▶ TO DO:
Among the records that follow, count the lines with the string "wear"; report only that count.
======== GIVEN DATA
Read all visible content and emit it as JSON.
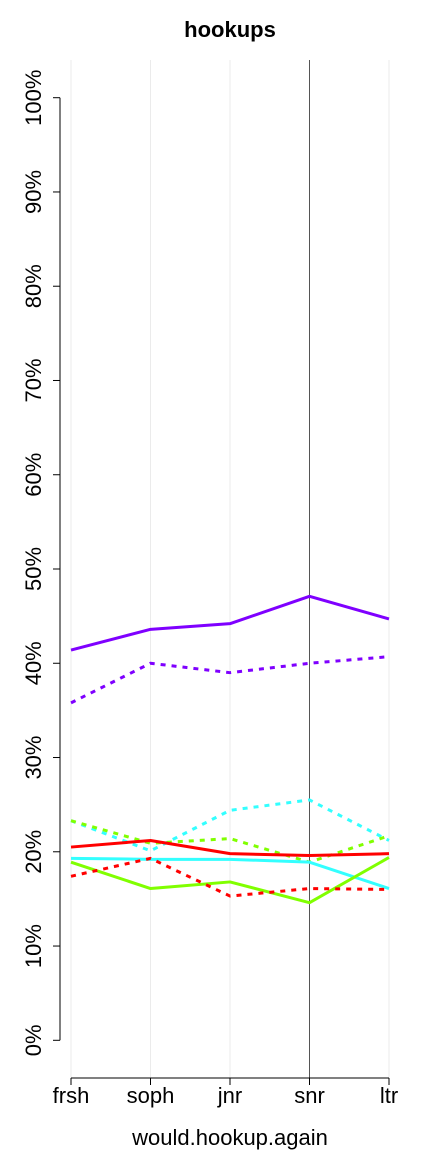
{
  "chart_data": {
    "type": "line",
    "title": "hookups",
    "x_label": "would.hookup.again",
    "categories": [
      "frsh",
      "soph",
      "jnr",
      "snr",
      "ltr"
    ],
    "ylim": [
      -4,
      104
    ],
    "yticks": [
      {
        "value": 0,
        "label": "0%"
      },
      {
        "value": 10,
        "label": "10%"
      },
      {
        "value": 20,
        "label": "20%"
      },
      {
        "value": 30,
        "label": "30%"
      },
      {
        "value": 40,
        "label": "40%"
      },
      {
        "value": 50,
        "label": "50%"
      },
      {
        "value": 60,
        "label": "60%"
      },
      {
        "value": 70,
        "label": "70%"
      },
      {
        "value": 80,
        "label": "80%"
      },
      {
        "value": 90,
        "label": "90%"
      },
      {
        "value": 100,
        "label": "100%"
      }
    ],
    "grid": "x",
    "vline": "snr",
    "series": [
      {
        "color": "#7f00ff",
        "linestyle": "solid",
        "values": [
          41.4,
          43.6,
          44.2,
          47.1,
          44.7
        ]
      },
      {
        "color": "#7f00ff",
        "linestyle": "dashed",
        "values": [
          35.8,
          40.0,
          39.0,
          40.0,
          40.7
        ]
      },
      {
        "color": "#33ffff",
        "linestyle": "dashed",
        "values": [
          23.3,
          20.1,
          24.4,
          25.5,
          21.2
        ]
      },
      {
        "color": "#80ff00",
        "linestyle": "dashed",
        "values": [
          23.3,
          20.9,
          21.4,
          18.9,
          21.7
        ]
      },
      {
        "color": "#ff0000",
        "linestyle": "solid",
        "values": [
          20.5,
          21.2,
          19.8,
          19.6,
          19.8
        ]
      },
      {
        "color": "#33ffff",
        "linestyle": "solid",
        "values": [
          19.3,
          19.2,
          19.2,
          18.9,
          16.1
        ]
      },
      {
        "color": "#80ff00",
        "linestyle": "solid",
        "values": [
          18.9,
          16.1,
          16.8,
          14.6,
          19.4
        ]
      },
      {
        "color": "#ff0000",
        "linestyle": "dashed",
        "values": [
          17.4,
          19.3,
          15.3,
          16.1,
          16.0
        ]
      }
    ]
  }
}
================
======== GIVEN DATA
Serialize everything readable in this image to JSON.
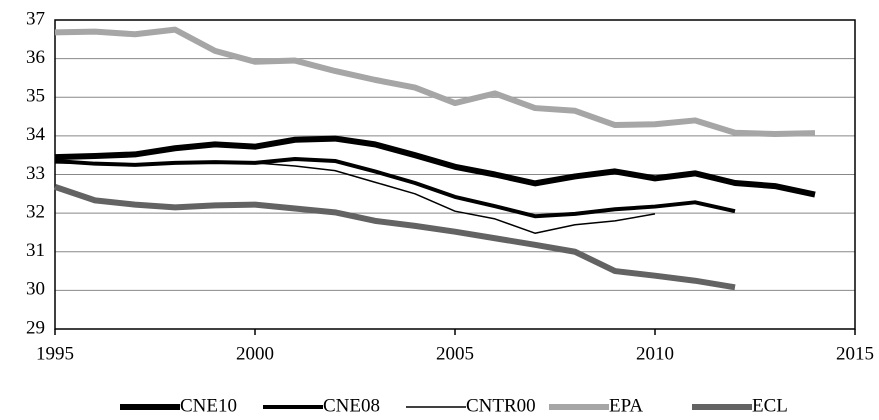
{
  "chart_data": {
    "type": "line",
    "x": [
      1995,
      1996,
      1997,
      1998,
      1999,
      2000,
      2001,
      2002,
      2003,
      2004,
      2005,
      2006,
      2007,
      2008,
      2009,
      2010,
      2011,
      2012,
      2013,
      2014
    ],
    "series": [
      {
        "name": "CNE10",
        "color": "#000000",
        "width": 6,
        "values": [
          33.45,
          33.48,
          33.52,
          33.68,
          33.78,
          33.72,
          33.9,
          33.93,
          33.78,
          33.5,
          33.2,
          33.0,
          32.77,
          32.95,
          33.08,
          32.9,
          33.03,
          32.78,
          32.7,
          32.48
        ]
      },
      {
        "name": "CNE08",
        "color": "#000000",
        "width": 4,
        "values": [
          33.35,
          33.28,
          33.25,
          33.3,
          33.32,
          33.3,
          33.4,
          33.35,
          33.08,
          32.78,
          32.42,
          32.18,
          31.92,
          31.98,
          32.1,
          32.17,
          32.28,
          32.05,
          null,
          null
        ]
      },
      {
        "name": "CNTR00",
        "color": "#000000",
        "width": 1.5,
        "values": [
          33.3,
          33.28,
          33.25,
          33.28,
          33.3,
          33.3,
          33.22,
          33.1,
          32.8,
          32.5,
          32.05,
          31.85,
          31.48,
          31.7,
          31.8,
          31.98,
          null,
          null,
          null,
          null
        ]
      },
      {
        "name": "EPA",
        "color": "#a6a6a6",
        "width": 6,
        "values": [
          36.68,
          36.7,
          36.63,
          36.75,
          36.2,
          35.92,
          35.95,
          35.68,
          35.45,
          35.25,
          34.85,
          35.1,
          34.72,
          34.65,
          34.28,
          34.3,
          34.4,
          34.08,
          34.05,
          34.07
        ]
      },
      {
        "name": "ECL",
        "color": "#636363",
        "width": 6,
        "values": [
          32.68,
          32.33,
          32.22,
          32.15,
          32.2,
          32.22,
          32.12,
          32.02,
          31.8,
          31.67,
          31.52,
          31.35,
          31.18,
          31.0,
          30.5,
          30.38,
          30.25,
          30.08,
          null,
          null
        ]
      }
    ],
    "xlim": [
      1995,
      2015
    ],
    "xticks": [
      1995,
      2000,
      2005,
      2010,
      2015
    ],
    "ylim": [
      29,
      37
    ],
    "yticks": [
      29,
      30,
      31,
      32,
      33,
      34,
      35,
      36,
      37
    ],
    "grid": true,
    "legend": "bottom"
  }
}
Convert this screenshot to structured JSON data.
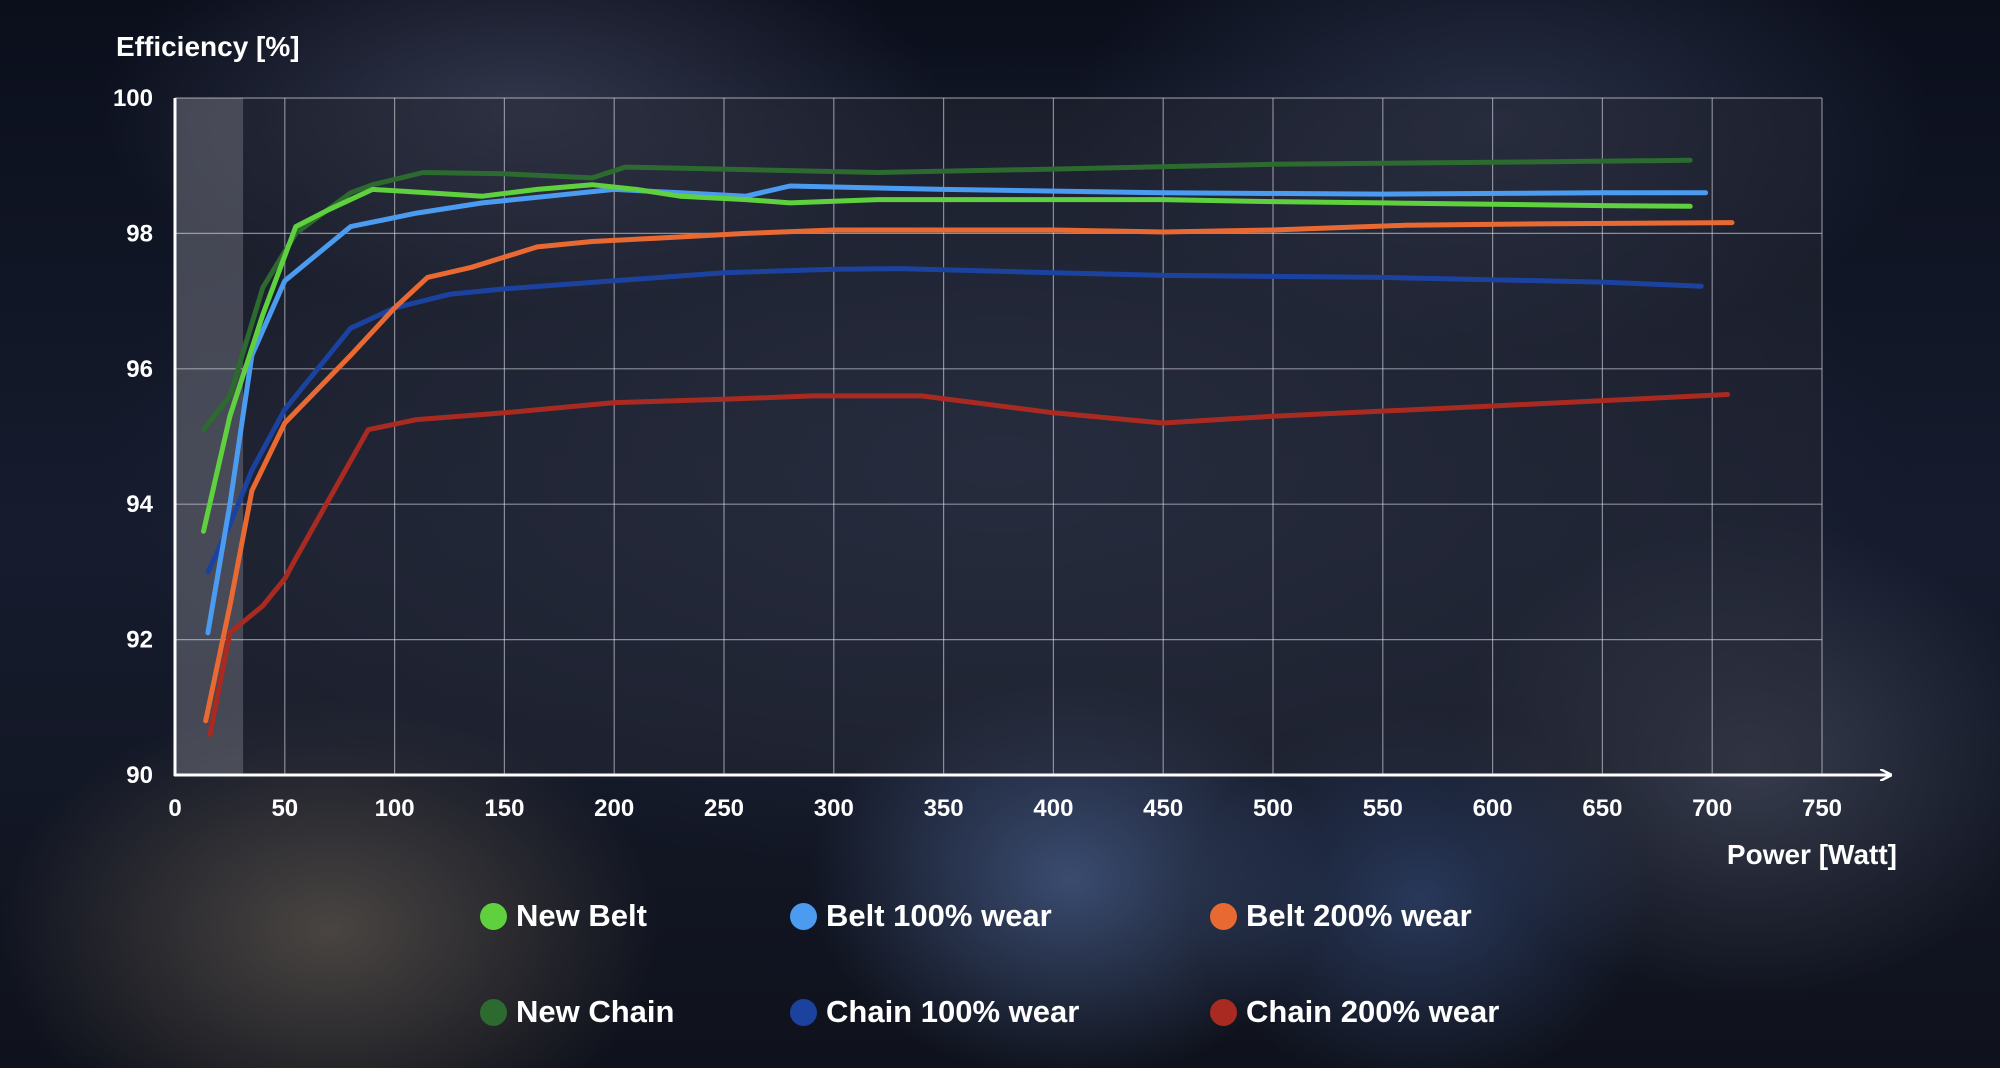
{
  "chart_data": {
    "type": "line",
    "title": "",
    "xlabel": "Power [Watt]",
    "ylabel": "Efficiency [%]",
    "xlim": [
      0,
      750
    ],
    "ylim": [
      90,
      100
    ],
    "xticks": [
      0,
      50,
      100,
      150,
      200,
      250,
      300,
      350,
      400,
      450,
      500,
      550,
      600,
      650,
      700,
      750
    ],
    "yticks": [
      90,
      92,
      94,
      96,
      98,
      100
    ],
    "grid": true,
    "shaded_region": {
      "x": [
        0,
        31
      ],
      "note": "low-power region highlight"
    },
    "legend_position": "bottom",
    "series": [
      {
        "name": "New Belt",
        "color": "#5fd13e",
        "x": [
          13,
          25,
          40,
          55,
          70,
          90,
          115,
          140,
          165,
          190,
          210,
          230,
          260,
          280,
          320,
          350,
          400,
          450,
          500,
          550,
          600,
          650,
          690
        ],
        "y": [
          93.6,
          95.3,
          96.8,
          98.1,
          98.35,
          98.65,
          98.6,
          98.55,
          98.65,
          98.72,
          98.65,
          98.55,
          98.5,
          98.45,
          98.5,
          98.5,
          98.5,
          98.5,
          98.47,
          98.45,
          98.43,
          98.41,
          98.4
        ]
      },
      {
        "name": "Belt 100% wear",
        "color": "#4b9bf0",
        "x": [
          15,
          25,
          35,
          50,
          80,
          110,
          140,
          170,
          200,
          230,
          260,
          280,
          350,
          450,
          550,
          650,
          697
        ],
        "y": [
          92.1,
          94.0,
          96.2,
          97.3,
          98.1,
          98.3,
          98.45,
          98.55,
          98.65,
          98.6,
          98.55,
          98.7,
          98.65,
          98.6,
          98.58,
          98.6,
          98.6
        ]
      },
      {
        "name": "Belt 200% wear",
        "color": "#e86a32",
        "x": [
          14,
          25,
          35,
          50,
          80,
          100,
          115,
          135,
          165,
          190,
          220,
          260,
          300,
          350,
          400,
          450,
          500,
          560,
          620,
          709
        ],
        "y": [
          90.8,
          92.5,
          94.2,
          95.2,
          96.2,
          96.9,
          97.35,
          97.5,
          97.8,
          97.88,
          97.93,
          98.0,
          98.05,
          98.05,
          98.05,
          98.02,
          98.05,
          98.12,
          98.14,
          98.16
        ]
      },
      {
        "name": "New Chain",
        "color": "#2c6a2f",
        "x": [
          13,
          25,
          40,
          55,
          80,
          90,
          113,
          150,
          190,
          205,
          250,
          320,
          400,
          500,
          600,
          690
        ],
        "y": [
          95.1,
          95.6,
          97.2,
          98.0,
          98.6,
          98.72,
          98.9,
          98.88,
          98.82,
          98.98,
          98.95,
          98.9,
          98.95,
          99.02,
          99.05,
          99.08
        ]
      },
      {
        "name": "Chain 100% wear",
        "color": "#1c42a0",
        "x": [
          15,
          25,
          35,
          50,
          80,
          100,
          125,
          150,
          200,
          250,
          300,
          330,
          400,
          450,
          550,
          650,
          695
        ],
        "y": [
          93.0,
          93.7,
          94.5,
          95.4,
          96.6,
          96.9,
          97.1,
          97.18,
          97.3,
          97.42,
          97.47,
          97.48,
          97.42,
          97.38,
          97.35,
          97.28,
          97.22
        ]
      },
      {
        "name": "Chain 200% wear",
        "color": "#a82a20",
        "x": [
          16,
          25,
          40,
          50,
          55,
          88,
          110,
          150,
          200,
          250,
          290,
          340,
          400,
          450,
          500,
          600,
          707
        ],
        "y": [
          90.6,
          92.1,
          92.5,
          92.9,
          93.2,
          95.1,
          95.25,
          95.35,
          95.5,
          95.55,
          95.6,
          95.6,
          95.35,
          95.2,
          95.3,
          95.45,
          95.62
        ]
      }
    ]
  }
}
================
▶ FINAL RESULT:
4